Say how many lines contain the string "from". Give no other output.

══════════

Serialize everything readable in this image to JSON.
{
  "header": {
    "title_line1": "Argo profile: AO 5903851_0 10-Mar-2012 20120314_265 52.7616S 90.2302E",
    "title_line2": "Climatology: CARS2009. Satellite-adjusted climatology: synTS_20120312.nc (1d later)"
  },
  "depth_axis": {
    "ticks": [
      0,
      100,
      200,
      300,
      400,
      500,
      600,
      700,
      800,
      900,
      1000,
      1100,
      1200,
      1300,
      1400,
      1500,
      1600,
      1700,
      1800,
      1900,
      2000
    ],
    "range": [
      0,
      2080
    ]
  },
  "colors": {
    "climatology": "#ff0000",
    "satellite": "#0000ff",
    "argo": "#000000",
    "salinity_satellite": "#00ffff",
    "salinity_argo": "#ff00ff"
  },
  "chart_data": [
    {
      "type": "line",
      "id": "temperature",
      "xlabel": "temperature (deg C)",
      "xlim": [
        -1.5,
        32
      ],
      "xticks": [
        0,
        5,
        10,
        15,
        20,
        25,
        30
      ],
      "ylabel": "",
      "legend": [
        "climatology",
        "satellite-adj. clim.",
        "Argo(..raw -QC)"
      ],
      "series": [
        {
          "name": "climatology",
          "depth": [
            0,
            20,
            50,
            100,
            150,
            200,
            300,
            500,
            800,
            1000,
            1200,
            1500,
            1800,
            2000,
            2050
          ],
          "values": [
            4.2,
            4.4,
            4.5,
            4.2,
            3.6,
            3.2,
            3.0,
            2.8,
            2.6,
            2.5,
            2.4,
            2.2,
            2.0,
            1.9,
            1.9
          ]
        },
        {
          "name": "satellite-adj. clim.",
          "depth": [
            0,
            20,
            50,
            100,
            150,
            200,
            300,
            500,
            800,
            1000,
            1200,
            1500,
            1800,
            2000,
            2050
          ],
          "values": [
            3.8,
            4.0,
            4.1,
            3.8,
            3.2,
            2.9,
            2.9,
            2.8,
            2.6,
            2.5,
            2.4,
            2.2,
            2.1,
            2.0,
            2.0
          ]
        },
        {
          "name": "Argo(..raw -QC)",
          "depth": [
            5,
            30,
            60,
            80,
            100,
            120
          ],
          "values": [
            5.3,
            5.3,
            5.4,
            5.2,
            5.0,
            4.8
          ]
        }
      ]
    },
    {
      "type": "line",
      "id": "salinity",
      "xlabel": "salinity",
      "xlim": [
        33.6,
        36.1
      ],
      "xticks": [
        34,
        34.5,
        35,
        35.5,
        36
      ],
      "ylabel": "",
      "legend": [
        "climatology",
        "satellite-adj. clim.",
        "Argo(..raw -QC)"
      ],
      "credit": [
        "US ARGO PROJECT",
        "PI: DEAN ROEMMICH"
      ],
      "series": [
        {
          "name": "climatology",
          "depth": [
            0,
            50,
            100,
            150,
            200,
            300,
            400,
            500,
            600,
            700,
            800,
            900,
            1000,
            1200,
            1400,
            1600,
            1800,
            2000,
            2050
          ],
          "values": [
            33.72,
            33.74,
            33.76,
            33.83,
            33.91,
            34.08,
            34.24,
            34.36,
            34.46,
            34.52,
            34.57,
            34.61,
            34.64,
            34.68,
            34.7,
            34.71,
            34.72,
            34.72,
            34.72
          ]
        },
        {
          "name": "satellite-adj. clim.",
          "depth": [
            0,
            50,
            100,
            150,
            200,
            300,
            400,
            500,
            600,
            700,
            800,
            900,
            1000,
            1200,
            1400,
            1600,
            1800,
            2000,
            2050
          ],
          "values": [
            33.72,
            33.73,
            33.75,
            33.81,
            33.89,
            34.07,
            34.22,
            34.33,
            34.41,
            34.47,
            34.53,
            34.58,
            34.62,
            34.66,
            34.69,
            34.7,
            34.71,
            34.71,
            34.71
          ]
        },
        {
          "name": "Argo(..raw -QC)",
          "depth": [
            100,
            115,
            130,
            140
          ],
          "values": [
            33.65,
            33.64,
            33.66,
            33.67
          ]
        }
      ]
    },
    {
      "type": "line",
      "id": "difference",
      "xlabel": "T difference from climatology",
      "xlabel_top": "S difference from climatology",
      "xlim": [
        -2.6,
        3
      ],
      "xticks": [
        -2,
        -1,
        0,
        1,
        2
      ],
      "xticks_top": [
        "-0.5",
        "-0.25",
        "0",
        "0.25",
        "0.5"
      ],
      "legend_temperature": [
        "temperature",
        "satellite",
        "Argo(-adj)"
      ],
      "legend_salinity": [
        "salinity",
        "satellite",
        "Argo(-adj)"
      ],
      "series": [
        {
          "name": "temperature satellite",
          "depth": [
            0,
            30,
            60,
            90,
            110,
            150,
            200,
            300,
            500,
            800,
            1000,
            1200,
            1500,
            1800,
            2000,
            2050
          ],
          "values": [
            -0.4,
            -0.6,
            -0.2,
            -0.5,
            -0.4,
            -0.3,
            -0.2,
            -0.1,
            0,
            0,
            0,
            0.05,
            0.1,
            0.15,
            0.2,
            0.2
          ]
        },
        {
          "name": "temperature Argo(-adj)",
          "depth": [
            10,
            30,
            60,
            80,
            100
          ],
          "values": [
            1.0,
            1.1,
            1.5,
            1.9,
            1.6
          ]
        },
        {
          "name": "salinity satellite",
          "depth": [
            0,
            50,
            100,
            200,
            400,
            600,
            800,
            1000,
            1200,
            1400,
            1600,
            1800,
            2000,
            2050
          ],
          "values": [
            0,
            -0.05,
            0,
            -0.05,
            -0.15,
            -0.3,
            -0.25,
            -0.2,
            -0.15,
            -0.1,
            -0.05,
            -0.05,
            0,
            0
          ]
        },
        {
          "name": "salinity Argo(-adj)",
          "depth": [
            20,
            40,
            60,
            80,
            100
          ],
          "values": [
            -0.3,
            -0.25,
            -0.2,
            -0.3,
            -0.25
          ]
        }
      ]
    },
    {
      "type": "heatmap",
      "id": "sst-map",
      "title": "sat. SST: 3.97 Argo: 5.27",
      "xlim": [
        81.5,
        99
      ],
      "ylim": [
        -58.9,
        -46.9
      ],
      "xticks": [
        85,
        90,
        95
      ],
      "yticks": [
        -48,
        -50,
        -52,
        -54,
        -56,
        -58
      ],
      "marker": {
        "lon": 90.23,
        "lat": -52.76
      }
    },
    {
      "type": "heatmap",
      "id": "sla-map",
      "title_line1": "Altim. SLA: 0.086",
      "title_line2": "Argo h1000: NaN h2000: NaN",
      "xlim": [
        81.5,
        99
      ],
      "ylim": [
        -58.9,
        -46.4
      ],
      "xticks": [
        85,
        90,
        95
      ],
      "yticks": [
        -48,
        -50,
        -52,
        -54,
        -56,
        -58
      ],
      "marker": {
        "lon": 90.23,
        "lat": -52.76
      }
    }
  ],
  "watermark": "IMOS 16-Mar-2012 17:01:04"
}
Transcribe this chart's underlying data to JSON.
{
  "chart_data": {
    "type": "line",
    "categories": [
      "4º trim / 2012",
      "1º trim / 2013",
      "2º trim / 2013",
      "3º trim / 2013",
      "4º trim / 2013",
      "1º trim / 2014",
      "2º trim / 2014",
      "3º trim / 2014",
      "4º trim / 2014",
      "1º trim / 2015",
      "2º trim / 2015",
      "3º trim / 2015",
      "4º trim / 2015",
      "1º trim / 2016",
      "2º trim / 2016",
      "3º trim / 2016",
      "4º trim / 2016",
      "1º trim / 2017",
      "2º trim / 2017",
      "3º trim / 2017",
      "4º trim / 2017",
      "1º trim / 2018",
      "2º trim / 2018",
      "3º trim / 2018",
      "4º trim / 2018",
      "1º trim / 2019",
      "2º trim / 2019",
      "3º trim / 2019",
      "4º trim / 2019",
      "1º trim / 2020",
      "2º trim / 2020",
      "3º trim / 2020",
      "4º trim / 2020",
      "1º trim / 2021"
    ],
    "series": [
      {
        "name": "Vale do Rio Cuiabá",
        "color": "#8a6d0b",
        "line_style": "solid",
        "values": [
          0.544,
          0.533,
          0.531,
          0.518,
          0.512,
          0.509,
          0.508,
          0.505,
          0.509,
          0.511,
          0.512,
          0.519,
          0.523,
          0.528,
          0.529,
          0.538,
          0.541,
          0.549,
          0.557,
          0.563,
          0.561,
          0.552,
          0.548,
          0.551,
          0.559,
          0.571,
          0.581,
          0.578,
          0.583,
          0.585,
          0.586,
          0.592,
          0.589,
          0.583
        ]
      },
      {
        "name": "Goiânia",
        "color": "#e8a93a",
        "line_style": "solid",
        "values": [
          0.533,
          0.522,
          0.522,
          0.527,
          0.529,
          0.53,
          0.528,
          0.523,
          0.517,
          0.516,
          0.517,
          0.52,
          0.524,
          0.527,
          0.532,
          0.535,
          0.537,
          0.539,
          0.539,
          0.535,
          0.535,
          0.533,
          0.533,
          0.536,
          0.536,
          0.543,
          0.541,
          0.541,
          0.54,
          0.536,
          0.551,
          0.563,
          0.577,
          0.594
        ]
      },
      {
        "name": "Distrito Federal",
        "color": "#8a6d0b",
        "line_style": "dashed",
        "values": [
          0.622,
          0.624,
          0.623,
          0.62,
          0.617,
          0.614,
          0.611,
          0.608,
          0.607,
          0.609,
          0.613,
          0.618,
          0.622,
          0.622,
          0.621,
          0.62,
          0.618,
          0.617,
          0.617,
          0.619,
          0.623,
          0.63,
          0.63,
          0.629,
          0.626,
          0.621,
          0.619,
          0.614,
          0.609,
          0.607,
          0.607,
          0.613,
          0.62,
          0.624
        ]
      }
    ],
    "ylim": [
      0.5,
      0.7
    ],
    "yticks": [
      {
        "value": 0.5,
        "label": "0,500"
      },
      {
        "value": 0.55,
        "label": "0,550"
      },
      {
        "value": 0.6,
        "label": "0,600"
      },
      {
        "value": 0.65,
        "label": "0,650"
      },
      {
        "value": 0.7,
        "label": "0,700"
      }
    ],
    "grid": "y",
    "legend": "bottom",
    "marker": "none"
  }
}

══════════

▶ THE SOLUTION:
2